■ SOURCE EXCERPT:
Last comment - I just downgraded the OS to 1.1.1 and everything works perfectly! Seems like there might be something in the newer OS that causes the issue…

When stating that always tell how many blinks follow the SOS code too. SOS without that number is near useless info.

BTW, reading code like this always gives me the shivers - I'd not even start reading code that starts off like that - sorry :blush:

Please (:pray:) use arrays!!!

Also, it's commonly not helpful for quickly browsing code (for seasoned coders) to see all these capital letters in variable names - all-capital names are usually "reserved" for constants and #define macro names.
While this is not a "law" it makes reading code much easier - also using camel case rather than underscores (_) allows for shorter better readable names (unless company coding policy requires it otherwise).

Just another note to this

There is no need for that since \r (carriage Return) and \n (New line) already exist for that.
So you'd usually read this instead

if (!(c == '\r') || (c == '\n'))

(also note that I used the logical OR while you used the binary. You should make it a habit to use the logical version in conditional expressions as the binary will sometimes render a result you wouldn't expect)

Dataset rows:

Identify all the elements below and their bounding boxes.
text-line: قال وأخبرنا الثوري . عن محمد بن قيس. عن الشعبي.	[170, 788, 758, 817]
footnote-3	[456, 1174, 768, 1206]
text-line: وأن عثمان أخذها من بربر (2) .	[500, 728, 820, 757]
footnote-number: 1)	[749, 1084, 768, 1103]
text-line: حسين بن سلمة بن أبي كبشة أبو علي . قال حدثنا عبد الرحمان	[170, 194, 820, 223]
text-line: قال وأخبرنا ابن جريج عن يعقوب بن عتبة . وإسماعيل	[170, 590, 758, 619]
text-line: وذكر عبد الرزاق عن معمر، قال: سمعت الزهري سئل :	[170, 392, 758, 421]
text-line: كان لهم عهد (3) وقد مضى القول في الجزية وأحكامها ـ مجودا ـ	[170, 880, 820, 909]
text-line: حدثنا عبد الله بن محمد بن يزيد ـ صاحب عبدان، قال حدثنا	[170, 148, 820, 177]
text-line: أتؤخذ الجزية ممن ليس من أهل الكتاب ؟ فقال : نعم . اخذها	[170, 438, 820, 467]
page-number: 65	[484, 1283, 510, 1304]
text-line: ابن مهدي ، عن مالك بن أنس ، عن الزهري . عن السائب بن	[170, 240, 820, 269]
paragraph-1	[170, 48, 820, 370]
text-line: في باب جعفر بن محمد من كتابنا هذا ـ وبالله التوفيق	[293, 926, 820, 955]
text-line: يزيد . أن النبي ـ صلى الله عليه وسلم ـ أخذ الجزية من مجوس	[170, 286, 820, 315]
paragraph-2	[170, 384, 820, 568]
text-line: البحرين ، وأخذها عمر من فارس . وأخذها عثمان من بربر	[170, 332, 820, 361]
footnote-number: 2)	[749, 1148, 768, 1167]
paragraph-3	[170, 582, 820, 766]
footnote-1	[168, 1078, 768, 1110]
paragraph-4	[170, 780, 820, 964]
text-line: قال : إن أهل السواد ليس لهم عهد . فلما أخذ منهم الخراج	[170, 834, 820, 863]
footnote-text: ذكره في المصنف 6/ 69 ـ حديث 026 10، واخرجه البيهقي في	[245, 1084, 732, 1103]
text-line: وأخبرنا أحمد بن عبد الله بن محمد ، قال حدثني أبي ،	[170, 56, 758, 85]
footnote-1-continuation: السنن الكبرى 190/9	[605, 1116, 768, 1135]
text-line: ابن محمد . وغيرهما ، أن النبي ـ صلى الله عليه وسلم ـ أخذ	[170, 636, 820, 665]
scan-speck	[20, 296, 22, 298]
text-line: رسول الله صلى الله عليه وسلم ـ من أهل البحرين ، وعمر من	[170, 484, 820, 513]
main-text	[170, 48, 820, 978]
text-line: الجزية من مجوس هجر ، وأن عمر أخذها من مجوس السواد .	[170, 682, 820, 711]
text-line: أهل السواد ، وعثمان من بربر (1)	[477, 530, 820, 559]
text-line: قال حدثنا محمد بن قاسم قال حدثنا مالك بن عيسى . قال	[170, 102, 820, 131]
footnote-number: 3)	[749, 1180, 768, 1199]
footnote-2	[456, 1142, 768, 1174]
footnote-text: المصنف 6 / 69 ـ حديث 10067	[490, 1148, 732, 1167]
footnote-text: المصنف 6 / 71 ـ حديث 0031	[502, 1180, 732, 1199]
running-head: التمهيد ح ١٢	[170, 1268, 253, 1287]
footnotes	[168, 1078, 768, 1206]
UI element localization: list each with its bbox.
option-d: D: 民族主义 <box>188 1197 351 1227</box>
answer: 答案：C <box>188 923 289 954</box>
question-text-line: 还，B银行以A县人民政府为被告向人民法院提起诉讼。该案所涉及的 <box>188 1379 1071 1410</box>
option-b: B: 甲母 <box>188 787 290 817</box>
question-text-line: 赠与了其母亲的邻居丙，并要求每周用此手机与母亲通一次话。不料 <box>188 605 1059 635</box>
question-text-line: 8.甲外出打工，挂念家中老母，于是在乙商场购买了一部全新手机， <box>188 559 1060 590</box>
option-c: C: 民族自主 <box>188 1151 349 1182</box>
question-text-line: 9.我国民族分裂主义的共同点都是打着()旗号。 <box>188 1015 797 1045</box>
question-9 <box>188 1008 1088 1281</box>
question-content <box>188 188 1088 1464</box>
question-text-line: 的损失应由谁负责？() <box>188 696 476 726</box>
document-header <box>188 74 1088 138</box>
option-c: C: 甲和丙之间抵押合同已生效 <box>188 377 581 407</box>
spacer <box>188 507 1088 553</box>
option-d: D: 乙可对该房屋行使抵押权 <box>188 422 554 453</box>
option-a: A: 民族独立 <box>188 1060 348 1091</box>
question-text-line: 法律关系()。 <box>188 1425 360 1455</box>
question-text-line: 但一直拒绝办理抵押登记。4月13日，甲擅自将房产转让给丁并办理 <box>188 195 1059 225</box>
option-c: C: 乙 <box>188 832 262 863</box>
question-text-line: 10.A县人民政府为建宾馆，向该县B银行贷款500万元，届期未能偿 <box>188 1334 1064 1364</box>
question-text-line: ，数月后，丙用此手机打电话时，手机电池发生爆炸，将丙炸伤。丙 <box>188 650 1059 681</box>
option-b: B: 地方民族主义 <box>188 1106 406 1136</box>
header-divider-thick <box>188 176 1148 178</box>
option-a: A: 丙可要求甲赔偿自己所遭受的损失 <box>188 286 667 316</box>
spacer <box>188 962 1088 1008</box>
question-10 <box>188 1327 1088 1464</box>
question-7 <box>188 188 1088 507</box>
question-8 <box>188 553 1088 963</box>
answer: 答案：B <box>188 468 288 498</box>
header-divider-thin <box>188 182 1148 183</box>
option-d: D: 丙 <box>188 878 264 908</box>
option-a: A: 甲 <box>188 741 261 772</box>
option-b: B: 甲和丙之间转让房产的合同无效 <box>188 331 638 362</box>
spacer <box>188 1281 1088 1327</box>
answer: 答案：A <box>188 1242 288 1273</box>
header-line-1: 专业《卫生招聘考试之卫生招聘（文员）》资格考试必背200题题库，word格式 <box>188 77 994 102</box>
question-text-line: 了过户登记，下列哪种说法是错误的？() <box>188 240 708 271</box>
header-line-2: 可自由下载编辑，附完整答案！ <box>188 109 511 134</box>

■ YOUR INSTRUCTIONS:
Resume the forum thread on firmware code style after its final sentence. None of the material is needed.

■ OUTPUT FOR THIS TASK:
BTW, do you really mean to apply the NOT (!) only to the first equality check?
If so, the second part of the OR operation is superfluous as that is already satisfied by not being the other :wink:

1 Like

Yea, thanks for the style suggestions - I don’t write in C++ very often and should grab a style guide and read it - do you suggest one?

Also, it seems I was a bit premature stating that v1.1.1 fixed everything - it fixed it for ~1hr and then the same issues creeped up. I’ll re-write this to be a bit more readable and re-post.

Particle.connect itself is never blocking (it simply sets a flag in Device-OS) but it will trigger the system thread to begin a connect attempt. This won’t directly block your application thread and main loop but certain API calls that depend on the system thread (ex registering a Particle variable) if done after Particle.connect will block on the system thread and delay execution of your main loop until it connects.

So… Are you sure it is Particle.connect that is blocking? I expect if you narrowed in on it a little more carefully you would find some of your follow-on setup functions are calling into a potentially blocking API and getting stuck until the device connects.

1 Like

@joel Thanks for the tip - I’m checking now and don’t see anything obvious. What is the best way to get the most verbose, but useful, logs that could reveal this?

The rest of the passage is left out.